__Saved data entries__

§ §

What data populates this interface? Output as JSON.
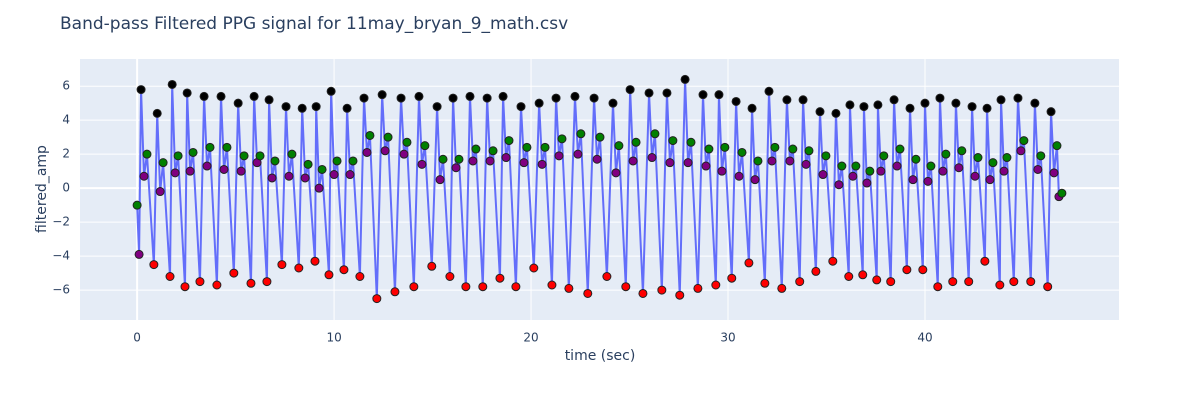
{
  "chart_data": {
    "type": "scatter",
    "title": "Band-pass Filtered PPG signal for 11may_bryan_9_math.csv",
    "x_label": "time (sec)",
    "y_label": "filtered_amp",
    "xlim": [
      -2.9,
      49.85
    ],
    "ylim": [
      -7.76,
      7.6
    ],
    "xticks": [
      0,
      10,
      20,
      30,
      40
    ],
    "yticks": [
      {
        "value": -6,
        "label": "−6"
      },
      {
        "value": -4,
        "label": "−4"
      },
      {
        "value": -2,
        "label": "−2"
      },
      0,
      2,
      4,
      6
    ],
    "grid": true,
    "line_color": "#636efa",
    "series": [
      {
        "color": "black",
        "x": [
          0.2,
          1.02,
          1.78,
          2.54,
          3.4,
          4.26,
          5.13,
          5.94,
          6.7,
          7.56,
          8.38,
          9.09,
          9.85,
          10.66,
          11.52,
          12.44,
          13.4,
          14.31,
          15.23,
          16.04,
          16.9,
          17.77,
          18.58,
          19.49,
          20.41,
          21.27,
          22.23,
          23.2,
          24.16,
          25.03,
          25.99,
          26.9,
          27.82,
          28.73,
          29.54,
          30.41,
          31.22,
          32.08,
          32.99,
          33.81,
          34.67,
          35.48,
          36.19,
          36.9,
          37.61,
          38.43,
          39.24,
          40,
          40.76,
          41.57,
          42.39,
          43.15,
          43.86,
          44.72,
          45.58,
          46.4
        ],
        "values": [
          5.8,
          4.4,
          6.1,
          5.6,
          5.4,
          5.4,
          5.0,
          5.4,
          5.2,
          4.8,
          4.7,
          4.8,
          5.7,
          4.7,
          5.3,
          5.5,
          5.3,
          5.4,
          4.8,
          5.3,
          5.4,
          5.3,
          5.4,
          4.8,
          5.0,
          5.3,
          5.4,
          5.3,
          5.0,
          5.8,
          5.6,
          5.6,
          6.4,
          5.5,
          5.5,
          5.1,
          4.7,
          5.7,
          5.2,
          5.2,
          4.5,
          4.4,
          4.9,
          4.8,
          4.9,
          5.2,
          4.7,
          5.0,
          5.3,
          5.0,
          4.8,
          4.7,
          5.2,
          5.3,
          5.0,
          4.5
        ]
      },
      {
        "color": "red",
        "x": [
          0.85,
          1.67,
          2.43,
          3.19,
          4.05,
          4.91,
          5.78,
          6.59,
          7.35,
          8.21,
          9.03,
          9.74,
          10.5,
          11.31,
          12.17,
          13.09,
          14.05,
          14.96,
          15.88,
          16.69,
          17.55,
          18.42,
          19.23,
          20.14,
          21.06,
          21.92,
          22.88,
          23.85,
          24.81,
          25.68,
          26.64,
          27.55,
          28.47,
          29.38,
          30.19,
          31.06,
          31.87,
          32.73,
          33.64,
          34.46,
          35.32,
          36.13,
          36.84,
          37.55,
          38.26,
          39.08,
          39.89,
          40.65,
          41.41,
          42.22,
          43.04,
          43.8,
          44.51,
          45.37,
          46.23
        ],
        "values": [
          -4.5,
          -5.2,
          -5.8,
          -5.5,
          -5.7,
          -5.0,
          -5.6,
          -5.5,
          -4.5,
          -4.7,
          -4.3,
          -5.1,
          -4.8,
          -5.2,
          -6.5,
          -6.1,
          -5.8,
          -4.6,
          -5.2,
          -5.8,
          -5.8,
          -5.3,
          -5.8,
          -4.7,
          -5.7,
          -5.9,
          -6.2,
          -5.2,
          -5.8,
          -6.2,
          -6.0,
          -6.3,
          -5.9,
          -5.7,
          -5.3,
          -4.4,
          -5.6,
          -5.9,
          -5.5,
          -4.9,
          -4.3,
          -5.2,
          -5.1,
          -5.4,
          -5.5,
          -4.8,
          -4.8,
          -5.8,
          -5.5,
          -5.5,
          -4.3,
          -5.7,
          -5.5,
          -5.5,
          -5.8
        ]
      },
      {
        "color": "purple",
        "x": [
          0.1,
          0.35,
          1.17,
          1.93,
          2.69,
          3.55,
          4.41,
          5.28,
          6.09,
          6.85,
          7.71,
          8.53,
          9.24,
          10,
          10.81,
          11.67,
          12.59,
          13.55,
          14.46,
          15.38,
          16.19,
          17.05,
          17.92,
          18.73,
          19.64,
          20.56,
          21.42,
          22.38,
          23.35,
          24.31,
          25.18,
          26.14,
          27.05,
          27.97,
          28.88,
          29.69,
          30.56,
          31.37,
          32.23,
          33.14,
          33.96,
          34.82,
          35.63,
          36.34,
          37.05,
          37.76,
          38.58,
          39.39,
          40.15,
          40.91,
          41.72,
          42.54,
          43.3,
          44.01,
          44.87,
          45.73,
          46.55,
          46.8
        ],
        "values": [
          -3.9,
          0.7,
          -0.2,
          0.9,
          1.0,
          1.3,
          1.1,
          1.0,
          1.5,
          0.6,
          0.7,
          0.6,
          0.0,
          0.8,
          0.8,
          2.1,
          2.2,
          2.0,
          1.4,
          0.5,
          1.2,
          1.6,
          1.6,
          1.8,
          1.5,
          1.4,
          1.9,
          2.0,
          1.7,
          0.9,
          1.6,
          1.8,
          1.5,
          1.5,
          1.3,
          1.0,
          0.7,
          0.5,
          1.6,
          1.6,
          1.4,
          0.8,
          0.2,
          0.7,
          0.3,
          1.0,
          1.3,
          0.5,
          0.4,
          1.0,
          1.2,
          0.7,
          0.5,
          1.0,
          2.2,
          1.1,
          0.9,
          -0.5
        ]
      },
      {
        "color": "green",
        "x": [
          0,
          0.5,
          1.32,
          2.08,
          2.84,
          3.7,
          4.56,
          5.43,
          6.24,
          7,
          7.86,
          8.68,
          9.39,
          10.15,
          10.96,
          11.82,
          12.74,
          13.7,
          14.61,
          15.53,
          16.34,
          17.2,
          18.07,
          18.88,
          19.79,
          20.71,
          21.57,
          22.53,
          23.5,
          24.46,
          25.33,
          26.29,
          27.2,
          28.12,
          29.03,
          29.84,
          30.71,
          31.52,
          32.38,
          33.29,
          34.11,
          34.97,
          35.78,
          36.49,
          37.2,
          37.91,
          38.73,
          39.54,
          40.3,
          41.06,
          41.87,
          42.69,
          43.45,
          44.16,
          45.02,
          45.88,
          46.7,
          46.95
        ],
        "values": [
          -1.0,
          2.0,
          1.5,
          1.9,
          2.1,
          2.4,
          2.4,
          1.9,
          1.9,
          1.6,
          2.0,
          1.4,
          1.1,
          1.6,
          1.6,
          3.1,
          3.0,
          2.7,
          2.5,
          1.7,
          1.7,
          2.3,
          2.2,
          2.8,
          2.4,
          2.4,
          2.9,
          3.2,
          3.0,
          2.5,
          2.7,
          3.2,
          2.8,
          2.7,
          2.3,
          2.4,
          2.1,
          1.6,
          2.4,
          2.3,
          2.2,
          1.9,
          1.3,
          1.3,
          1.0,
          1.9,
          2.3,
          1.7,
          1.3,
          2.0,
          2.2,
          1.8,
          1.5,
          1.8,
          2.8,
          1.9,
          2.5,
          -0.3
        ]
      }
    ]
  }
}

§ §

__WRITTEN TASK__
Would you mind returning each entry above word for word, skipping the images?

__REPLY TO THE EXERCISE__
What data populates this interface? Output as JSON.
{
  "chart_data": {
    "type": "scatter",
    "title": "Band-pass Filtered PPG signal for 11may_bryan_9_math.csv",
    "x_label": "time (sec)",
    "y_label": "filtered_amp",
    "xlim": [
      -2.9,
      49.85
    ],
    "ylim": [
      -7.76,
      7.6
    ],
    "xticks": [
      0,
      10,
      20,
      30,
      40
    ],
    "yticks": [
      {
        "value": -6,
        "label": "−6"
      },
      {
        "value": -4,
        "label": "−4"
      },
      {
        "value": -2,
        "label": "−2"
      },
      0,
      2,
      4,
      6
    ],
    "grid": true,
    "line_color": "#636efa",
    "series": [
      {
        "color": "black",
        "x": [
          0.2,
          1.02,
          1.78,
          2.54,
          3.4,
          4.26,
          5.13,
          5.94,
          6.7,
          7.56,
          8.38,
          9.09,
          9.85,
          10.66,
          11.52,
          12.44,
          13.4,
          14.31,
          15.23,
          16.04,
          16.9,
          17.77,
          18.58,
          19.49,
          20.41,
          21.27,
          22.23,
          23.2,
          24.16,
          25.03,
          25.99,
          26.9,
          27.82,
          28.73,
          29.54,
          30.41,
          31.22,
          32.08,
          32.99,
          33.81,
          34.67,
          35.48,
          36.19,
          36.9,
          37.61,
          38.43,
          39.24,
          40,
          40.76,
          41.57,
          42.39,
          43.15,
          43.86,
          44.72,
          45.58,
          46.4
        ],
        "values": [
          5.8,
          4.4,
          6.1,
          5.6,
          5.4,
          5.4,
          5.0,
          5.4,
          5.2,
          4.8,
          4.7,
          4.8,
          5.7,
          4.7,
          5.3,
          5.5,
          5.3,
          5.4,
          4.8,
          5.3,
          5.4,
          5.3,
          5.4,
          4.8,
          5.0,
          5.3,
          5.4,
          5.3,
          5.0,
          5.8,
          5.6,
          5.6,
          6.4,
          5.5,
          5.5,
          5.1,
          4.7,
          5.7,
          5.2,
          5.2,
          4.5,
          4.4,
          4.9,
          4.8,
          4.9,
          5.2,
          4.7,
          5.0,
          5.3,
          5.0,
          4.8,
          4.7,
          5.2,
          5.3,
          5.0,
          4.5
        ]
      },
      {
        "color": "red",
        "x": [
          0.85,
          1.67,
          2.43,
          3.19,
          4.05,
          4.91,
          5.78,
          6.59,
          7.35,
          8.21,
          9.03,
          9.74,
          10.5,
          11.31,
          12.17,
          13.09,
          14.05,
          14.96,
          15.88,
          16.69,
          17.55,
          18.42,
          19.23,
          20.14,
          21.06,
          21.92,
          22.88,
          23.85,
          24.81,
          25.68,
          26.64,
          27.55,
          28.47,
          29.38,
          30.19,
          31.06,
          31.87,
          32.73,
          33.64,
          34.46,
          35.32,
          36.13,
          36.84,
          37.55,
          38.26,
          39.08,
          39.89,
          40.65,
          41.41,
          42.22,
          43.04,
          43.8,
          44.51,
          45.37,
          46.23
        ],
        "values": [
          -4.5,
          -5.2,
          -5.8,
          -5.5,
          -5.7,
          -5.0,
          -5.6,
          -5.5,
          -4.5,
          -4.7,
          -4.3,
          -5.1,
          -4.8,
          -5.2,
          -6.5,
          -6.1,
          -5.8,
          -4.6,
          -5.2,
          -5.8,
          -5.8,
          -5.3,
          -5.8,
          -4.7,
          -5.7,
          -5.9,
          -6.2,
          -5.2,
          -5.8,
          -6.2,
          -6.0,
          -6.3,
          -5.9,
          -5.7,
          -5.3,
          -4.4,
          -5.6,
          -5.9,
          -5.5,
          -4.9,
          -4.3,
          -5.2,
          -5.1,
          -5.4,
          -5.5,
          -4.8,
          -4.8,
          -5.8,
          -5.5,
          -5.5,
          -4.3,
          -5.7,
          -5.5,
          -5.5,
          -5.8
        ]
      },
      {
        "color": "purple",
        "x": [
          0.1,
          0.35,
          1.17,
          1.93,
          2.69,
          3.55,
          4.41,
          5.28,
          6.09,
          6.85,
          7.71,
          8.53,
          9.24,
          10,
          10.81,
          11.67,
          12.59,
          13.55,
          14.46,
          15.38,
          16.19,
          17.05,
          17.92,
          18.73,
          19.64,
          20.56,
          21.42,
          22.38,
          23.35,
          24.31,
          25.18,
          26.14,
          27.05,
          27.97,
          28.88,
          29.69,
          30.56,
          31.37,
          32.23,
          33.14,
          33.96,
          34.82,
          35.63,
          36.34,
          37.05,
          37.76,
          38.58,
          39.39,
          40.15,
          40.91,
          41.72,
          42.54,
          43.3,
          44.01,
          44.87,
          45.73,
          46.55,
          46.8
        ],
        "values": [
          -3.9,
          0.7,
          -0.2,
          0.9,
          1.0,
          1.3,
          1.1,
          1.0,
          1.5,
          0.6,
          0.7,
          0.6,
          0.0,
          0.8,
          0.8,
          2.1,
          2.2,
          2.0,
          1.4,
          0.5,
          1.2,
          1.6,
          1.6,
          1.8,
          1.5,
          1.4,
          1.9,
          2.0,
          1.7,
          0.9,
          1.6,
          1.8,
          1.5,
          1.5,
          1.3,
          1.0,
          0.7,
          0.5,
          1.6,
          1.6,
          1.4,
          0.8,
          0.2,
          0.7,
          0.3,
          1.0,
          1.3,
          0.5,
          0.4,
          1.0,
          1.2,
          0.7,
          0.5,
          1.0,
          2.2,
          1.1,
          0.9,
          -0.5
        ]
      },
      {
        "color": "green",
        "x": [
          0,
          0.5,
          1.32,
          2.08,
          2.84,
          3.7,
          4.56,
          5.43,
          6.24,
          7,
          7.86,
          8.68,
          9.39,
          10.15,
          10.96,
          11.82,
          12.74,
          13.7,
          14.61,
          15.53,
          16.34,
          17.2,
          18.07,
          18.88,
          19.79,
          20.71,
          21.57,
          22.53,
          23.5,
          24.46,
          25.33,
          26.29,
          27.2,
          28.12,
          29.03,
          29.84,
          30.71,
          31.52,
          32.38,
          33.29,
          34.11,
          34.97,
          35.78,
          36.49,
          37.2,
          37.91,
          38.73,
          39.54,
          40.3,
          41.06,
          41.87,
          42.69,
          43.45,
          44.16,
          45.02,
          45.88,
          46.7,
          46.95
        ],
        "values": [
          -1.0,
          2.0,
          1.5,
          1.9,
          2.1,
          2.4,
          2.4,
          1.9,
          1.9,
          1.6,
          2.0,
          1.4,
          1.1,
          1.6,
          1.6,
          3.1,
          3.0,
          2.7,
          2.5,
          1.7,
          1.7,
          2.3,
          2.2,
          2.8,
          2.4,
          2.4,
          2.9,
          3.2,
          3.0,
          2.5,
          2.7,
          3.2,
          2.8,
          2.7,
          2.3,
          2.4,
          2.1,
          1.6,
          2.4,
          2.3,
          2.2,
          1.9,
          1.3,
          1.3,
          1.0,
          1.9,
          2.3,
          1.7,
          1.3,
          2.0,
          2.2,
          1.8,
          1.5,
          1.8,
          2.8,
          1.9,
          2.5,
          -0.3
        ]
      }
    ]
  }
}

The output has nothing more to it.